* _Exercise 1_: In the text on Dennis Gartman's exit from US equities, list the three choices that Gartman says are available to a trader in a bull market.

* _Given text_:
By Rudi Filapek-Vandyck

Dennis Gartman is "out". Out of US equities, that is.

In his daily newsletter, The Gartman Letter, sent to his global audience before the opening of the US session last night, the widely followed trader explains he sees increasing signals that the strong move upwards in US equities over the past few months is running out of breath.

In his own words: "It is time to exit entirely… We do not take this action lightly and we are fearful of what the markets might bring in the days ahead…"

Three specific signals that should attract every trader/investor's attention, according to Gartman, are the fact that on Wednesday (US time) all ten equity markets that make up Gartman's own international index closed noticeably lower on the day – a rare event, says Gartman. Secondly, the S&P 500 future has traced out a downward reversal sign and "only the foolish" ignore such signals, Gartman states.

Thirdly, the trendline which ran along the upward move from mid-December to this week now seems under real threat. Gartman believes a break through the trendline, which will end the upward move, is but a matter of days.

To put Gartman's move into the correct perspective: it is his view, as a trader of markets, that US equities remain in a "bull market" and in such an environment one only has three choices, in Gartman's view. Either position very, very bullishly, or position bullishly,or be neutral. Gartman has since mid-December gradually reversed his positioning from Neutral to very bullish, to bullish to now back to Neutral.

Meanwhile, technical market analysts at Barclays in London point out that, historically, March tends to be a less positive month for equities across the world than January-February.

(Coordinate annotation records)
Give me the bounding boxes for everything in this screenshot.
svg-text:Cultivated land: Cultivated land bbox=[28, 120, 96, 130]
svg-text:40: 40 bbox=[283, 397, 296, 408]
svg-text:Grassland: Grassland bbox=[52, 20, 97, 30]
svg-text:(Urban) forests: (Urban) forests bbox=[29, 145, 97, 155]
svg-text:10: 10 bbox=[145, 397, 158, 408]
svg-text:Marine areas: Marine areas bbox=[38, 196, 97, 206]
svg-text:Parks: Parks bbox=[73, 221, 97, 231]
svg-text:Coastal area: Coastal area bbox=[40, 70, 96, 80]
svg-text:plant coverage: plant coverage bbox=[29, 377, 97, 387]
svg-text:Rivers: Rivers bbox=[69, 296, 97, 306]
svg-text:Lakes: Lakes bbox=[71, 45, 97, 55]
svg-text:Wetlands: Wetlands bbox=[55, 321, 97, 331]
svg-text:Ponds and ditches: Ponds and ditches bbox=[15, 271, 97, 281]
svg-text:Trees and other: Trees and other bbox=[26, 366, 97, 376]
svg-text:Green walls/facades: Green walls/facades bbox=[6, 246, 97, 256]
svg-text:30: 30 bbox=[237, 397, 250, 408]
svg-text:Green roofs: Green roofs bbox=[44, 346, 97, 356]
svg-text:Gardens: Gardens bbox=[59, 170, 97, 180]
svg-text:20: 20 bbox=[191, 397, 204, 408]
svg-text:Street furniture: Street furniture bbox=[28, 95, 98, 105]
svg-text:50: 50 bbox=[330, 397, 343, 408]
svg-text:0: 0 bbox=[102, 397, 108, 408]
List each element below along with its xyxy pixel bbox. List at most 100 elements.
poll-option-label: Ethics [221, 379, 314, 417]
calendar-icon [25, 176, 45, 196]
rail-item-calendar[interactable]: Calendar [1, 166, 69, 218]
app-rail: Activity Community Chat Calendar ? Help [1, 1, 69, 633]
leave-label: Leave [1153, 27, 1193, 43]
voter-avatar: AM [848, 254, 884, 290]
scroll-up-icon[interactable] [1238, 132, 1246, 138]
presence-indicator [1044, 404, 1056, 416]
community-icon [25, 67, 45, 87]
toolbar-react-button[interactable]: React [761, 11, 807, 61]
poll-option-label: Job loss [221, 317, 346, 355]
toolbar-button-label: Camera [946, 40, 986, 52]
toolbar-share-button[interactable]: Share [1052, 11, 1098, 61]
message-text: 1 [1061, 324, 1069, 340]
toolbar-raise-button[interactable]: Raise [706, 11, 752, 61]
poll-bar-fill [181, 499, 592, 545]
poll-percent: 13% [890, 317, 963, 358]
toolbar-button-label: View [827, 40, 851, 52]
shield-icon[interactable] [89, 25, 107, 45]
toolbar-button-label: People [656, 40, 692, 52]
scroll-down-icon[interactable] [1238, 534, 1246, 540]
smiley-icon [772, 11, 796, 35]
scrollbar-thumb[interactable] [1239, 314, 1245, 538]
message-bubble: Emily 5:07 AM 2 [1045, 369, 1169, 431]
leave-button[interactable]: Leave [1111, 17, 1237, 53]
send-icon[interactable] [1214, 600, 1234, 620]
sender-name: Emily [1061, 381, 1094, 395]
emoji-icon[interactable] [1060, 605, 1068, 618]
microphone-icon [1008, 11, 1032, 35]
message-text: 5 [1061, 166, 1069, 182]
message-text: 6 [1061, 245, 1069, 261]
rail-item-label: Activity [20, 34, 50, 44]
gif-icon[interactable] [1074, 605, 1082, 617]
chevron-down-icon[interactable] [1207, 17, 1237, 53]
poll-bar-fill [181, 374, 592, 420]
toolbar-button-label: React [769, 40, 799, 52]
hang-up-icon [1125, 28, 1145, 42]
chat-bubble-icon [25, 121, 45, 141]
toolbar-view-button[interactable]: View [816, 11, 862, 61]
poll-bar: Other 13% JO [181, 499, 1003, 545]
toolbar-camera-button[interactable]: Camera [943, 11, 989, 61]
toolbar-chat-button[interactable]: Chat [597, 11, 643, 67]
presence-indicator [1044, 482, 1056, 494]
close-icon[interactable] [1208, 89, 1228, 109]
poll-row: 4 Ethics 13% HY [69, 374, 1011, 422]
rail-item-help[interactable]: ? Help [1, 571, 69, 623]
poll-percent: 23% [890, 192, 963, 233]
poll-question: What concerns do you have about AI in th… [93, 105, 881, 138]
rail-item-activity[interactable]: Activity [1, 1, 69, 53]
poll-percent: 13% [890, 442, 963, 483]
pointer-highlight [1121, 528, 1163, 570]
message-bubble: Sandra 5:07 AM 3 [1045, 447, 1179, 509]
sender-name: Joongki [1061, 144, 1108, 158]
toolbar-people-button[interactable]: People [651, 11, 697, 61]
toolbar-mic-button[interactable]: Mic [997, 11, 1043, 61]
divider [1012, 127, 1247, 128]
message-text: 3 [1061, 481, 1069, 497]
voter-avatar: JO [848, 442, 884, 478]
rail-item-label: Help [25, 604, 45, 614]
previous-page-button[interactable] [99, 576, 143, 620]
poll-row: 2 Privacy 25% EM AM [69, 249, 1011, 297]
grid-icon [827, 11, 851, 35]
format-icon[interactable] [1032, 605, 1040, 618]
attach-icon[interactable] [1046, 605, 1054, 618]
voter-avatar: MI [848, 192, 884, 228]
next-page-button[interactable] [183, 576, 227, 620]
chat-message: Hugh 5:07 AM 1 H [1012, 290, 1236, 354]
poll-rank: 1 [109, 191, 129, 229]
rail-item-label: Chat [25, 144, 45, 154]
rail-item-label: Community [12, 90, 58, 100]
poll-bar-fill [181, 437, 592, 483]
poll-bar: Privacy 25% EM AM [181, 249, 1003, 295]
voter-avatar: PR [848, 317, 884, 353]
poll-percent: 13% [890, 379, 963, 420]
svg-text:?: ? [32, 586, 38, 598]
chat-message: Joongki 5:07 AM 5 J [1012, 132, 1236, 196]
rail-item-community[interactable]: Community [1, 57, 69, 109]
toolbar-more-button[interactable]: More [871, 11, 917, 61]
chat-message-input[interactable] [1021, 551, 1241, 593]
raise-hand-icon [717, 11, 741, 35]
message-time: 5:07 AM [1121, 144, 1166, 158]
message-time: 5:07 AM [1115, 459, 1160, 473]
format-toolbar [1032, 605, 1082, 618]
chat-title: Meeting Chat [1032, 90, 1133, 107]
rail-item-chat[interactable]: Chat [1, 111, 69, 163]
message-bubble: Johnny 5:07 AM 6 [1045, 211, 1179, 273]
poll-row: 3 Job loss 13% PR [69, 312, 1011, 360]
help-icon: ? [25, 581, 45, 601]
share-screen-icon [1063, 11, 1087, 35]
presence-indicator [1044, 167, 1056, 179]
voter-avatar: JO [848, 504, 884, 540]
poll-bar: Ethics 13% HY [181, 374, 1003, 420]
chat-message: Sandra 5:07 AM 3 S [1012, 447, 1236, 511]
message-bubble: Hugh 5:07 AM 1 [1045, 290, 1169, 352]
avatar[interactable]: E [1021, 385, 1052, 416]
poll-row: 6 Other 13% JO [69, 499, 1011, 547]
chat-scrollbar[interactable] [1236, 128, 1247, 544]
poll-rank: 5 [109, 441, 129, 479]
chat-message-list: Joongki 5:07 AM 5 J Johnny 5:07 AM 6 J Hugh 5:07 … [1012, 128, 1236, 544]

* _Exercise 2_: Print the part of the records that runs from their first line through the line containing "svg-text:Parks: Parks bbox=[73, 221, 97, 231]", with both ends included.

* _Written answer 1_:
1. Position very, very bullishly
2. Position bullishly
3. Be neutral

* _Written answer 2_:
Give me the bounding boxes for everything in this screenshot.
svg-text:Cultivated land: Cultivated land bbox=[28, 120, 96, 130]
svg-text:40: 40 bbox=[283, 397, 296, 408]
svg-text:Grassland: Grassland bbox=[52, 20, 97, 30]
svg-text:(Urban) forests: (Urban) forests bbox=[29, 145, 97, 155]
svg-text:10: 10 bbox=[145, 397, 158, 408]
svg-text:Marine areas: Marine areas bbox=[38, 196, 97, 206]
svg-text:Parks: Parks bbox=[73, 221, 97, 231]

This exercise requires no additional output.